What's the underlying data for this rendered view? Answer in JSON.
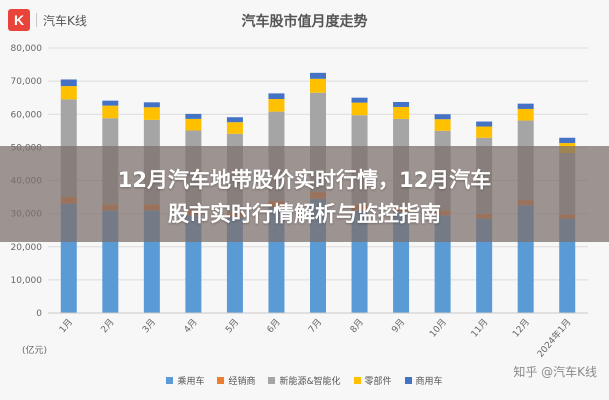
{
  "logo": {
    "mark": "K",
    "text": "汽车K线"
  },
  "headline": {
    "line1": "12月汽车地带股价实时行情，12月汽车",
    "line2": "股市实时行情解析与监控指南"
  },
  "watermark": "知乎 @汽车K线",
  "colors": {
    "bg": "#f7f7f7",
    "band": "#7d706c"
  },
  "chart_data": {
    "type": "bar",
    "stacked": true,
    "title": "汽车股市值月度走势",
    "ylabel": "(亿元)",
    "ylim": [
      0,
      80000
    ],
    "yticks": [
      "0",
      "10,000",
      "20,000",
      "30,000",
      "40,000",
      "50,000",
      "60,000",
      "70,000",
      "80,000"
    ],
    "grid": true,
    "legend_position": "bottom",
    "categories": [
      "1月",
      "2月",
      "3月",
      "4月",
      "5月",
      "6月",
      "7月",
      "8月",
      "9月",
      "10月",
      "11月",
      "12月",
      "2024年1月"
    ],
    "series": [
      {
        "name": "乘用车",
        "color": "#5b9bd5",
        "values": [
          33000,
          31000,
          31000,
          29500,
          29000,
          32000,
          34500,
          31000,
          30500,
          29500,
          28500,
          32500,
          28500
        ]
      },
      {
        "name": "经销商",
        "color": "#ed7d31",
        "values": [
          2000,
          1800,
          1800,
          1600,
          1600,
          1800,
          2000,
          1700,
          1600,
          1500,
          1400,
          1600,
          1300
        ]
      },
      {
        "name": "新能源&智能化",
        "color": "#a5a5a5",
        "values": [
          29500,
          26000,
          25500,
          24000,
          23500,
          27000,
          30000,
          27000,
          26500,
          24000,
          23000,
          24000,
          18500
        ]
      },
      {
        "name": "零部件",
        "color": "#ffc000",
        "values": [
          4000,
          3800,
          3800,
          3500,
          3500,
          3800,
          4200,
          3800,
          3600,
          3500,
          3400,
          3500,
          3000
        ]
      },
      {
        "name": "商用车",
        "color": "#4472c4",
        "values": [
          2000,
          1500,
          1500,
          1500,
          1500,
          1700,
          1800,
          1500,
          1500,
          1500,
          1500,
          1600,
          1600
        ]
      }
    ]
  }
}
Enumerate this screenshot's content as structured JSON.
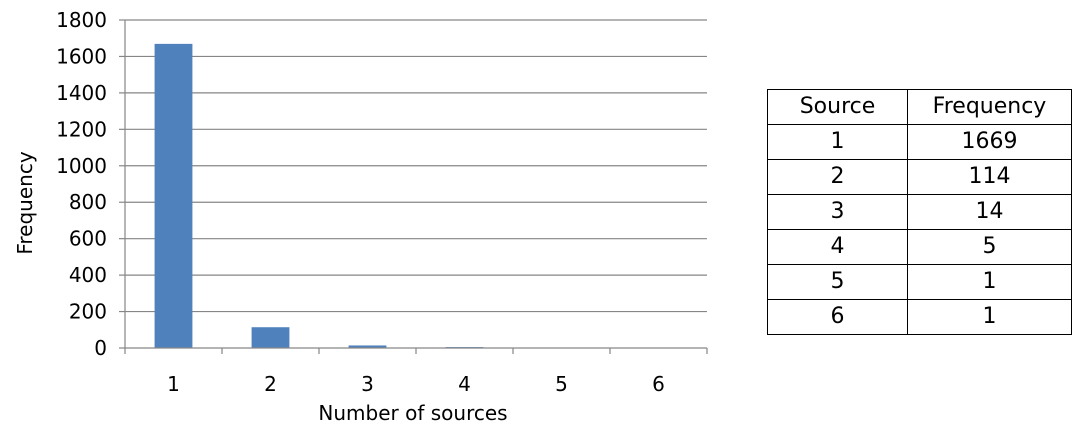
{
  "chart_data": {
    "type": "bar",
    "categories": [
      "1",
      "2",
      "3",
      "4",
      "5",
      "6"
    ],
    "values": [
      1669,
      114,
      14,
      5,
      1,
      1
    ],
    "title": "",
    "xlabel": "Number of sources",
    "ylabel": "Frequency",
    "ylim": [
      0,
      1800
    ],
    "yticks": [
      "0",
      "200",
      "400",
      "600",
      "800",
      "1000",
      "1200",
      "1400",
      "1600",
      "1800"
    ],
    "grid": true,
    "legend": "none",
    "bar_color": "#4f81bd"
  },
  "table": {
    "headers": [
      "Source",
      "Frequency"
    ],
    "rows": [
      [
        "1",
        "1669"
      ],
      [
        "2",
        "114"
      ],
      [
        "3",
        "14"
      ],
      [
        "4",
        "5"
      ],
      [
        "5",
        "1"
      ],
      [
        "6",
        "1"
      ]
    ]
  }
}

○ ○ ○

→ **Task brief**: With the pictures left out, write out exactly the lines from the line containing "Enumerate this screenshot's" through the final line.

→ **The solution**:
Enumerate this screenshot's content as structured JSON.
{
  "chart_data": {
    "type": "bar",
    "categories": [
      "1",
      "2",
      "3",
      "4",
      "5",
      "6"
    ],
    "values": [
      1669,
      114,
      14,
      5,
      1,
      1
    ],
    "title": "",
    "xlabel": "Number of sources",
    "ylabel": "Frequency",
    "ylim": [
      0,
      1800
    ],
    "yticks": [
      "0",
      "200",
      "400",
      "600",
      "800",
      "1000",
      "1200",
      "1400",
      "1600",
      "1800"
    ],
    "grid": true,
    "legend": "none",
    "bar_color": "#4f81bd"
  },
  "table": {
    "headers": [
      "Source",
      "Frequency"
    ],
    "rows": [
      [
        "1",
        "1669"
      ],
      [
        "2",
        "114"
      ],
      [
        "3",
        "14"
      ],
      [
        "4",
        "5"
      ],
      [
        "5",
        "1"
      ],
      [
        "6",
        "1"
      ]
    ]
  }
}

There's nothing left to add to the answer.